:: CHALLENGE ::
Below is a block of records; repeat each one exactly.

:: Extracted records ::
□ □ □
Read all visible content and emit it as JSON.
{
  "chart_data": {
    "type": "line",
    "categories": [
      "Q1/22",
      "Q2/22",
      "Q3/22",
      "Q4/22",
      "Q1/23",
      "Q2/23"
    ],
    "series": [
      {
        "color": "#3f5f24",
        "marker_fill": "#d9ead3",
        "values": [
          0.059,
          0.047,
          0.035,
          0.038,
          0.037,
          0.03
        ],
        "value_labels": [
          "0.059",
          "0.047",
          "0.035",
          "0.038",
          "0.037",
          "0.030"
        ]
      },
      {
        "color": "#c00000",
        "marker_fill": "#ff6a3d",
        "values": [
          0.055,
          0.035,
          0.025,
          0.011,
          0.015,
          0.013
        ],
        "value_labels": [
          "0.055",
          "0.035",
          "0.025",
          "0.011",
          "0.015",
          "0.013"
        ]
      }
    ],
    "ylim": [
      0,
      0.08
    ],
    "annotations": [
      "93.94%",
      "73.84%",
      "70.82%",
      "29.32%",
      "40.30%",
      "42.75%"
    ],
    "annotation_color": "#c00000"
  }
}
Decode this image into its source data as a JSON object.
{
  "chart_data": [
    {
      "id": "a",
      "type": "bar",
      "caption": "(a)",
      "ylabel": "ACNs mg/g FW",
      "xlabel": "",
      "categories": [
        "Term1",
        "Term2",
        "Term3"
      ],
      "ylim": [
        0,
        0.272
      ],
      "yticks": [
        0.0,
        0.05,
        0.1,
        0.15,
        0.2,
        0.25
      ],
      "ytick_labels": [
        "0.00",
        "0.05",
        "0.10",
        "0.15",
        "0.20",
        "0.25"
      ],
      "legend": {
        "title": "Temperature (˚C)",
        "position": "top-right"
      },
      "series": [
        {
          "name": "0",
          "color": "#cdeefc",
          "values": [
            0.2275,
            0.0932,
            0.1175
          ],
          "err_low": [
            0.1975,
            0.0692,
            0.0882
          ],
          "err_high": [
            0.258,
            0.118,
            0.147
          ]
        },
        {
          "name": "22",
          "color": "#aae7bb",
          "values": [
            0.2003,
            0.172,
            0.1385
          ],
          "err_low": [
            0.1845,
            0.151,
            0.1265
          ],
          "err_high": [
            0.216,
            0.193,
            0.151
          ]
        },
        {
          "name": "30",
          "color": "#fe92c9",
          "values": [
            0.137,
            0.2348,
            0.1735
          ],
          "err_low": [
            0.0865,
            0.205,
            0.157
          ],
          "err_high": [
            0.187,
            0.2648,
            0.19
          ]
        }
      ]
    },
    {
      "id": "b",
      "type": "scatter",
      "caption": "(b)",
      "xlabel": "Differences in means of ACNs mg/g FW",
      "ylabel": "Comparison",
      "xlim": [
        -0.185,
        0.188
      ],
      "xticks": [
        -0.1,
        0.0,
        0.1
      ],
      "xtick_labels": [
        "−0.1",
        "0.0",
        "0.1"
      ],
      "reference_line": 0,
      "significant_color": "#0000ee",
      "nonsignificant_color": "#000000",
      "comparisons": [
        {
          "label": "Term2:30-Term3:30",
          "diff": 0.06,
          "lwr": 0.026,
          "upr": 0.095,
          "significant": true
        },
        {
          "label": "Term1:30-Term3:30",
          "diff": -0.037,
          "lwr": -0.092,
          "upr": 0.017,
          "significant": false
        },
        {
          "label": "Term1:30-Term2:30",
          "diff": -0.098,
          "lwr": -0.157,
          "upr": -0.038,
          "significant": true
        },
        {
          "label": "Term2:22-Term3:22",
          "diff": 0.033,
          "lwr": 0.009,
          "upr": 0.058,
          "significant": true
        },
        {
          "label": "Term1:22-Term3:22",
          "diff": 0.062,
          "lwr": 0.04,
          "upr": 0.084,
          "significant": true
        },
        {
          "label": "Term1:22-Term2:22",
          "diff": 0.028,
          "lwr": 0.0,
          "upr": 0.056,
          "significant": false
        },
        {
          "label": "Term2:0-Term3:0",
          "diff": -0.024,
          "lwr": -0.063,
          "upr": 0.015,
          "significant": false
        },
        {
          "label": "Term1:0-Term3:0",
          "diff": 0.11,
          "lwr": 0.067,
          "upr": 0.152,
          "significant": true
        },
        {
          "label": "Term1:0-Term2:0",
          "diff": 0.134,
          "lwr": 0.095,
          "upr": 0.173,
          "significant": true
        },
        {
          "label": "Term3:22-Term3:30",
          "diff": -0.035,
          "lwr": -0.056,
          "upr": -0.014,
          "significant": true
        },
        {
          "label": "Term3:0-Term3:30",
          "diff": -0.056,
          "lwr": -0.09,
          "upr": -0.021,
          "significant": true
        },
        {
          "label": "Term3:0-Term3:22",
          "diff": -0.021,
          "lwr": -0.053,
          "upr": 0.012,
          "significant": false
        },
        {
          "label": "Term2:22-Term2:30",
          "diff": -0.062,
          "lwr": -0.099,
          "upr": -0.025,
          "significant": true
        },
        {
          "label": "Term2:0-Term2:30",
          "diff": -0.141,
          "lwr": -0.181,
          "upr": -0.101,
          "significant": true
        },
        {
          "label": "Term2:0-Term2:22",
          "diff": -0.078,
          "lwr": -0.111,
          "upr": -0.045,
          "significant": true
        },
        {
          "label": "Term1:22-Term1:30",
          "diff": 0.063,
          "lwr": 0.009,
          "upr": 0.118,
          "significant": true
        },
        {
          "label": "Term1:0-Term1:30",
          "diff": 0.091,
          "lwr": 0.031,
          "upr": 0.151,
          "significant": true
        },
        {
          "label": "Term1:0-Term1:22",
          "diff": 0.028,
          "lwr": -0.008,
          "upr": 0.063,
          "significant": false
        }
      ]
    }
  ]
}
□ □ □
:: SOLUTION TO THE PROBLEM ::
Read all visible content and emit it as JSON.
{
  "chart_data": {
    "type": "line",
    "categories": [
      "Q1/22",
      "Q2/22",
      "Q3/22",
      "Q4/22",
      "Q1/23",
      "Q2/23"
    ],
    "series": [
      {
        "color": "#3f5f24",
        "marker_fill": "#d9ead3",
        "values": [
          0.059,
          0.047,
          0.035,
          0.038,
          0.037,
          0.03
        ],
        "value_labels": [
          "0.059",
          "0.047",
          "0.035",
          "0.038",
          "0.037",
          "0.030"
        ]
      },
      {
        "color": "#c00000",
        "marker_fill": "#ff6a3d",
        "values": [
          0.055,
          0.035,
          0.025,
          0.011,
          0.015,
          0.013
        ],
        "value_labels": [
          "0.055",
          "0.035",
          "0.025",
          "0.011",
          "0.015",
          "0.013"
        ]
      }
    ],
    "ylim": [
      0,
      0.08
    ],
    "annotations": [
      "93.94%",
      "73.84%",
      "70.82%",
      "29.32%",
      "40.30%",
      "42.75%"
    ],
    "annotation_color": "#c00000"
  }
}
Decode this image into its source data as a JSON object.
{
  "chart_data": [
    {
      "id": "a",
      "type": "bar",
      "caption": "(a)",
      "ylabel": "ACNs mg/g FW",
      "xlabel": "",
      "categories": [
        "Term1",
        "Term2",
        "Term3"
      ],
      "ylim": [
        0,
        0.272
      ],
      "yticks": [
        0.0,
        0.05,
        0.1,
        0.15,
        0.2,
        0.25
      ],
      "ytick_labels": [
        "0.00",
        "0.05",
        "0.10",
        "0.15",
        "0.20",
        "0.25"
      ],
      "legend": {
        "title": "Temperature (˚C)",
        "position": "top-right"
      },
      "series": [
        {
          "name": "0",
          "color": "#cdeefc",
          "values": [
            0.2275,
            0.0932,
            0.1175
          ],
          "err_low": [
            0.1975,
            0.0692,
            0.0882
          ],
          "err_high": [
            0.258,
            0.118,
            0.147
          ]
        },
        {
          "name": "22",
          "color": "#aae7bb",
          "values": [
            0.2003,
            0.172,
            0.1385
          ],
          "err_low": [
            0.1845,
            0.151,
            0.1265
          ],
          "err_high": [
            0.216,
            0.193,
            0.151
          ]
        },
        {
          "name": "30",
          "color": "#fe92c9",
          "values": [
            0.137,
            0.2348,
            0.1735
          ],
          "err_low": [
            0.0865,
            0.205,
            0.157
          ],
          "err_high": [
            0.187,
            0.2648,
            0.19
          ]
        }
      ]
    },
    {
      "id": "b",
      "type": "scatter",
      "caption": "(b)",
      "xlabel": "Differences in means of ACNs mg/g FW",
      "ylabel": "Comparison",
      "xlim": [
        -0.185,
        0.188
      ],
      "xticks": [
        -0.1,
        0.0,
        0.1
      ],
      "xtick_labels": [
        "−0.1",
        "0.0",
        "0.1"
      ],
      "reference_line": 0,
      "significant_color": "#0000ee",
      "nonsignificant_color": "#000000",
      "comparisons": [
        {
          "label": "Term2:30-Term3:30",
          "diff": 0.06,
          "lwr": 0.026,
          "upr": 0.095,
          "significant": true
        },
        {
          "label": "Term1:30-Term3:30",
          "diff": -0.037,
          "lwr": -0.092,
          "upr": 0.017,
          "significant": false
        },
        {
          "label": "Term1:30-Term2:30",
          "diff": -0.098,
          "lwr": -0.157,
          "upr": -0.038,
          "significant": true
        },
        {
          "label": "Term2:22-Term3:22",
          "diff": 0.033,
          "lwr": 0.009,
          "upr": 0.058,
          "significant": true
        },
        {
          "label": "Term1:22-Term3:22",
          "diff": 0.062,
          "lwr": 0.04,
          "upr": 0.084,
          "significant": true
        },
        {
          "label": "Term1:22-Term2:22",
          "diff": 0.028,
          "lwr": 0.0,
          "upr": 0.056,
          "significant": false
        },
        {
          "label": "Term2:0-Term3:0",
          "diff": -0.024,
          "lwr": -0.063,
          "upr": 0.015,
          "significant": false
        },
        {
          "label": "Term1:0-Term3:0",
          "diff": 0.11,
          "lwr": 0.067,
          "upr": 0.152,
          "significant": true
        },
        {
          "label": "Term1:0-Term2:0",
          "diff": 0.134,
          "lwr": 0.095,
          "upr": 0.173,
          "significant": true
        },
        {
          "label": "Term3:22-Term3:30",
          "diff": -0.035,
          "lwr": -0.056,
          "upr": -0.014,
          "significant": true
        },
        {
          "label": "Term3:0-Term3:30",
          "diff": -0.056,
          "lwr": -0.09,
          "upr": -0.021,
          "significant": true
        },
        {
          "label": "Term3:0-Term3:22",
          "diff": -0.021,
          "lwr": -0.053,
          "upr": 0.012,
          "significant": false
        },
        {
          "label": "Term2:22-Term2:30",
          "diff": -0.062,
          "lwr": -0.099,
          "upr": -0.025,
          "significant": true
        },
        {
          "label": "Term2:0-Term2:30",
          "diff": -0.141,
          "lwr": -0.181,
          "upr": -0.101,
          "significant": true
        },
        {
          "label": "Term2:0-Term2:22",
          "diff": -0.078,
          "lwr": -0.111,
          "upr": -0.045,
          "significant": true
        },
        {
          "label": "Term1:22-Term1:30",
          "diff": 0.063,
          "lwr": 0.009,
          "upr": 0.118,
          "significant": true
        },
        {
          "label": "Term1:0-Term1:30",
          "diff": 0.091,
          "lwr": 0.031,
          "upr": 0.151,
          "significant": true
        },
        {
          "label": "Term1:0-Term1:22",
          "diff": 0.028,
          "lwr": -0.008,
          "upr": 0.063,
          "significant": false
        }
      ]
    }
  ]
}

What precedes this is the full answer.